• [Prompt] Copy out the listing exactly.

— begin —

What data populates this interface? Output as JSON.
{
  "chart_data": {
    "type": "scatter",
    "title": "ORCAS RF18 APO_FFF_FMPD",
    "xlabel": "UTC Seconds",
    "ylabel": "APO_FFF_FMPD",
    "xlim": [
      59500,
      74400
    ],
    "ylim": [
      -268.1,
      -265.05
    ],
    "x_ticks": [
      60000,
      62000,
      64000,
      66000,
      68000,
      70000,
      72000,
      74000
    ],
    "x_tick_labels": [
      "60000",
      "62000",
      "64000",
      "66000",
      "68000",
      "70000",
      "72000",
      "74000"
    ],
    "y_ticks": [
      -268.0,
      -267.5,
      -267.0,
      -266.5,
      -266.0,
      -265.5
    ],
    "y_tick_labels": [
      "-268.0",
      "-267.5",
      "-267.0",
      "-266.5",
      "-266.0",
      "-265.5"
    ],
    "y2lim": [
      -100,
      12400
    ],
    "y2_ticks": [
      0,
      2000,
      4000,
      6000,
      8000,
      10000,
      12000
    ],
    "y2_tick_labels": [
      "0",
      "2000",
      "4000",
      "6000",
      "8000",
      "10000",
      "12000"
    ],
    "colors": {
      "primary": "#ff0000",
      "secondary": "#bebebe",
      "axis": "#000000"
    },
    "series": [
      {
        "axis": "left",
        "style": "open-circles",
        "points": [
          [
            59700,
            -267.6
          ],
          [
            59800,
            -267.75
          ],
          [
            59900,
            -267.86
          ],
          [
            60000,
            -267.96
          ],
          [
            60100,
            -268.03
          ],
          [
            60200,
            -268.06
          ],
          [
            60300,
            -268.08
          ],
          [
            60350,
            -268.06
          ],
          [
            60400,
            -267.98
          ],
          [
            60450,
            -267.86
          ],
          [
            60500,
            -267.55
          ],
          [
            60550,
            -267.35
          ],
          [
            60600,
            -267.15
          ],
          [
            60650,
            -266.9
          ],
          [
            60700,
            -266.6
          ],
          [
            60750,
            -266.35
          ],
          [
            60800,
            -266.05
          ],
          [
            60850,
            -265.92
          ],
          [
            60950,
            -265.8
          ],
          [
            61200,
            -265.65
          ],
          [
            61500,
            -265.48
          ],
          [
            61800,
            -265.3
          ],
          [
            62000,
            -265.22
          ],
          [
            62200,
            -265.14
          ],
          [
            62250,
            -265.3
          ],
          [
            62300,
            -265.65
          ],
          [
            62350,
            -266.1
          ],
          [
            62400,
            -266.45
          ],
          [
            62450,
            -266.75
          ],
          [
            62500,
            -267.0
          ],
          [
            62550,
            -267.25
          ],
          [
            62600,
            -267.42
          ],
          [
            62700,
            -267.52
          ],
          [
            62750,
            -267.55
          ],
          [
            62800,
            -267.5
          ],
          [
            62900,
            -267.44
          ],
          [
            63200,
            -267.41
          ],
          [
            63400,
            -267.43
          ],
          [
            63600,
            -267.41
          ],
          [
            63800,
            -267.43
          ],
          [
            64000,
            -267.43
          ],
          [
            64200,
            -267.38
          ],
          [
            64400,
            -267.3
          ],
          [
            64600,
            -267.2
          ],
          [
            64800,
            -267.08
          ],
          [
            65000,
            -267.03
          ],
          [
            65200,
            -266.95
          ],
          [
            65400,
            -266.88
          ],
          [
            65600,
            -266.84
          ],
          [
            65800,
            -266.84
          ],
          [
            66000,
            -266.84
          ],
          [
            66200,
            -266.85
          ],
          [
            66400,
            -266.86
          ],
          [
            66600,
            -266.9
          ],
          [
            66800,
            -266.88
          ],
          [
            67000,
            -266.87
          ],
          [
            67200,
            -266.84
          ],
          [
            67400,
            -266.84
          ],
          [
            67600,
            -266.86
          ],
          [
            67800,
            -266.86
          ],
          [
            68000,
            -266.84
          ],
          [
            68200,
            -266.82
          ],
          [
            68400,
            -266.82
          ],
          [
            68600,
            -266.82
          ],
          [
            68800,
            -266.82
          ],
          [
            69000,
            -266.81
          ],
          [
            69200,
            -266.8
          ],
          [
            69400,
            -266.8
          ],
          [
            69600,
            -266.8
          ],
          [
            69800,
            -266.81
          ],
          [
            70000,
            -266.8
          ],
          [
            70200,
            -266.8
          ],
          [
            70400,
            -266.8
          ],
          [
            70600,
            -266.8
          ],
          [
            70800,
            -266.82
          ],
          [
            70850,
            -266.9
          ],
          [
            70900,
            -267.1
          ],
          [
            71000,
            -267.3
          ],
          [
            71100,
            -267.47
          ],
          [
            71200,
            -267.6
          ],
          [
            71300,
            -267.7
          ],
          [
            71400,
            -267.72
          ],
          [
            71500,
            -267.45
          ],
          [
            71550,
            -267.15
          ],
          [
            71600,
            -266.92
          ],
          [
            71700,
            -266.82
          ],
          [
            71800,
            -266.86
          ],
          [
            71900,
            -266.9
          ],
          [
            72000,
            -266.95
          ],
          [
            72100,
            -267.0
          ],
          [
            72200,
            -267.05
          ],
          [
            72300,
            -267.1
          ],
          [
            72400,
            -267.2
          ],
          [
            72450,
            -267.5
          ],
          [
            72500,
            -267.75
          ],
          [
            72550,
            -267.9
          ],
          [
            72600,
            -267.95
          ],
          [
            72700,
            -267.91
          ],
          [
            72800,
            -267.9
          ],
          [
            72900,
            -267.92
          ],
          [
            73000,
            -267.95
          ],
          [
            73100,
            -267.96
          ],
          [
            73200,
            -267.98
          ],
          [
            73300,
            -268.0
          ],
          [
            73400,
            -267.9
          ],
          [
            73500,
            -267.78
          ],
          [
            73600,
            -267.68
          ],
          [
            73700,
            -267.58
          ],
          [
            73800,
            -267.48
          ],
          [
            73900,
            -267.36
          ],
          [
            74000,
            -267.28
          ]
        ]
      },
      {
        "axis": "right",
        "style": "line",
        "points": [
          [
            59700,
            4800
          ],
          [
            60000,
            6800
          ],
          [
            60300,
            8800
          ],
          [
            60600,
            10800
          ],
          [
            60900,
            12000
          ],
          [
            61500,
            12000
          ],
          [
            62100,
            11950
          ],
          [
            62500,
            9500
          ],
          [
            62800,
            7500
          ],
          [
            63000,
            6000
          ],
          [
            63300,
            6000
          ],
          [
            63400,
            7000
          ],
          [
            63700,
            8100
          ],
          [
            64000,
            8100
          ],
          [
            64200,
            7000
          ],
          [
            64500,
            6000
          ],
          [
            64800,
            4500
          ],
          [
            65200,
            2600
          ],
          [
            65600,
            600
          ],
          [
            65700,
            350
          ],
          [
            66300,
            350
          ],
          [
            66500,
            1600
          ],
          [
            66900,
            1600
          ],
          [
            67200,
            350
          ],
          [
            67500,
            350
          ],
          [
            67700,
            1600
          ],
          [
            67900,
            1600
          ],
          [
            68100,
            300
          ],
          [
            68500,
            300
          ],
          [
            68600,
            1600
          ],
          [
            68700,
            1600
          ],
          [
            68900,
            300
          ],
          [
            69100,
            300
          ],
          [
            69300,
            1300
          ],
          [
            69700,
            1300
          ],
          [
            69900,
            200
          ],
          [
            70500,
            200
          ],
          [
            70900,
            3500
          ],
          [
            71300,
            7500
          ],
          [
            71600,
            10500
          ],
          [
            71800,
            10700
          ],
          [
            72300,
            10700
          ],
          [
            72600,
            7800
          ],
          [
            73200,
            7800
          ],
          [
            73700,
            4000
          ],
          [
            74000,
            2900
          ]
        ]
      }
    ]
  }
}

— end —

• [Full solution]
What data populates this interface? Output as JSON.
{
  "chart_data": {
    "type": "scatter",
    "title": "ORCAS RF18 APO_FFF_FMPD",
    "xlabel": "UTC Seconds",
    "ylabel": "APO_FFF_FMPD",
    "xlim": [
      59500,
      74400
    ],
    "ylim": [
      -268.1,
      -265.05
    ],
    "x_ticks": [
      60000,
      62000,
      64000,
      66000,
      68000,
      70000,
      72000,
      74000
    ],
    "x_tick_labels": [
      "60000",
      "62000",
      "64000",
      "66000",
      "68000",
      "70000",
      "72000",
      "74000"
    ],
    "y_ticks": [
      -268.0,
      -267.5,
      -267.0,
      -266.5,
      -266.0,
      -265.5
    ],
    "y_tick_labels": [
      "-268.0",
      "-267.5",
      "-267.0",
      "-266.5",
      "-266.0",
      "-265.5"
    ],
    "y2lim": [
      -100,
      12400
    ],
    "y2_ticks": [
      0,
      2000,
      4000,
      6000,
      8000,
      10000,
      12000
    ],
    "y2_tick_labels": [
      "0",
      "2000",
      "4000",
      "6000",
      "8000",
      "10000",
      "12000"
    ],
    "colors": {
      "primary": "#ff0000",
      "secondary": "#bebebe",
      "axis": "#000000"
    },
    "series": [
      {
        "axis": "left",
        "style": "open-circles",
        "points": [
          [
            59700,
            -267.6
          ],
          [
            59800,
            -267.75
          ],
          [
            59900,
            -267.86
          ],
          [
            60000,
            -267.96
          ],
          [
            60100,
            -268.03
          ],
          [
            60200,
            -268.06
          ],
          [
            60300,
            -268.08
          ],
          [
            60350,
            -268.06
          ],
          [
            60400,
            -267.98
          ],
          [
            60450,
            -267.86
          ],
          [
            60500,
            -267.55
          ],
          [
            60550,
            -267.35
          ],
          [
            60600,
            -267.15
          ],
          [
            60650,
            -266.9
          ],
          [
            60700,
            -266.6
          ],
          [
            60750,
            -266.35
          ],
          [
            60800,
            -266.05
          ],
          [
            60850,
            -265.92
          ],
          [
            60950,
            -265.8
          ],
          [
            61200,
            -265.65
          ],
          [
            61500,
            -265.48
          ],
          [
            61800,
            -265.3
          ],
          [
            62000,
            -265.22
          ],
          [
            62200,
            -265.14
          ],
          [
            62250,
            -265.3
          ],
          [
            62300,
            -265.65
          ],
          [
            62350,
            -266.1
          ],
          [
            62400,
            -266.45
          ],
          [
            62450,
            -266.75
          ],
          [
            62500,
            -267.0
          ],
          [
            62550,
            -267.25
          ],
          [
            62600,
            -267.42
          ],
          [
            62700,
            -267.52
          ],
          [
            62750,
            -267.55
          ],
          [
            62800,
            -267.5
          ],
          [
            62900,
            -267.44
          ],
          [
            63200,
            -267.41
          ],
          [
            63400,
            -267.43
          ],
          [
            63600,
            -267.41
          ],
          [
            63800,
            -267.43
          ],
          [
            64000,
            -267.43
          ],
          [
            64200,
            -267.38
          ],
          [
            64400,
            -267.3
          ],
          [
            64600,
            -267.2
          ],
          [
            64800,
            -267.08
          ],
          [
            65000,
            -267.03
          ],
          [
            65200,
            -266.95
          ],
          [
            65400,
            -266.88
          ],
          [
            65600,
            -266.84
          ],
          [
            65800,
            -266.84
          ],
          [
            66000,
            -266.84
          ],
          [
            66200,
            -266.85
          ],
          [
            66400,
            -266.86
          ],
          [
            66600,
            -266.9
          ],
          [
            66800,
            -266.88
          ],
          [
            67000,
            -266.87
          ],
          [
            67200,
            -266.84
          ],
          [
            67400,
            -266.84
          ],
          [
            67600,
            -266.86
          ],
          [
            67800,
            -266.86
          ],
          [
            68000,
            -266.84
          ],
          [
            68200,
            -266.82
          ],
          [
            68400,
            -266.82
          ],
          [
            68600,
            -266.82
          ],
          [
            68800,
            -266.82
          ],
          [
            69000,
            -266.81
          ],
          [
            69200,
            -266.8
          ],
          [
            69400,
            -266.8
          ],
          [
            69600,
            -266.8
          ],
          [
            69800,
            -266.81
          ],
          [
            70000,
            -266.8
          ],
          [
            70200,
            -266.8
          ],
          [
            70400,
            -266.8
          ],
          [
            70600,
            -266.8
          ],
          [
            70800,
            -266.82
          ],
          [
            70850,
            -266.9
          ],
          [
            70900,
            -267.1
          ],
          [
            71000,
            -267.3
          ],
          [
            71100,
            -267.47
          ],
          [
            71200,
            -267.6
          ],
          [
            71300,
            -267.7
          ],
          [
            71400,
            -267.72
          ],
          [
            71500,
            -267.45
          ],
          [
            71550,
            -267.15
          ],
          [
            71600,
            -266.92
          ],
          [
            71700,
            -266.82
          ],
          [
            71800,
            -266.86
          ],
          [
            71900,
            -266.9
          ],
          [
            72000,
            -266.95
          ],
          [
            72100,
            -267.0
          ],
          [
            72200,
            -267.05
          ],
          [
            72300,
            -267.1
          ],
          [
            72400,
            -267.2
          ],
          [
            72450,
            -267.5
          ],
          [
            72500,
            -267.75
          ],
          [
            72550,
            -267.9
          ],
          [
            72600,
            -267.95
          ],
          [
            72700,
            -267.91
          ],
          [
            72800,
            -267.9
          ],
          [
            72900,
            -267.92
          ],
          [
            73000,
            -267.95
          ],
          [
            73100,
            -267.96
          ],
          [
            73200,
            -267.98
          ],
          [
            73300,
            -268.0
          ],
          [
            73400,
            -267.9
          ],
          [
            73500,
            -267.78
          ],
          [
            73600,
            -267.68
          ],
          [
            73700,
            -267.58
          ],
          [
            73800,
            -267.48
          ],
          [
            73900,
            -267.36
          ],
          [
            74000,
            -267.28
          ]
        ]
      },
      {
        "axis": "right",
        "style": "line",
        "points": [
          [
            59700,
            4800
          ],
          [
            60000,
            6800
          ],
          [
            60300,
            8800
          ],
          [
            60600,
            10800
          ],
          [
            60900,
            12000
          ],
          [
            61500,
            12000
          ],
          [
            62100,
            11950
          ],
          [
            62500,
            9500
          ],
          [
            62800,
            7500
          ],
          [
            63000,
            6000
          ],
          [
            63300,
            6000
          ],
          [
            63400,
            7000
          ],
          [
            63700,
            8100
          ],
          [
            64000,
            8100
          ],
          [
            64200,
            7000
          ],
          [
            64500,
            6000
          ],
          [
            64800,
            4500
          ],
          [
            65200,
            2600
          ],
          [
            65600,
            600
          ],
          [
            65700,
            350
          ],
          [
            66300,
            350
          ],
          [
            66500,
            1600
          ],
          [
            66900,
            1600
          ],
          [
            67200,
            350
          ],
          [
            67500,
            350
          ],
          [
            67700,
            1600
          ],
          [
            67900,
            1600
          ],
          [
            68100,
            300
          ],
          [
            68500,
            300
          ],
          [
            68600,
            1600
          ],
          [
            68700,
            1600
          ],
          [
            68900,
            300
          ],
          [
            69100,
            300
          ],
          [
            69300,
            1300
          ],
          [
            69700,
            1300
          ],
          [
            69900,
            200
          ],
          [
            70500,
            200
          ],
          [
            70900,
            3500
          ],
          [
            71300,
            7500
          ],
          [
            71600,
            10500
          ],
          [
            71800,
            10700
          ],
          [
            72300,
            10700
          ],
          [
            72600,
            7800
          ],
          [
            73200,
            7800
          ],
          [
            73700,
            4000
          ],
          [
            74000,
            2900
          ]
        ]
      }
    ]
  }
}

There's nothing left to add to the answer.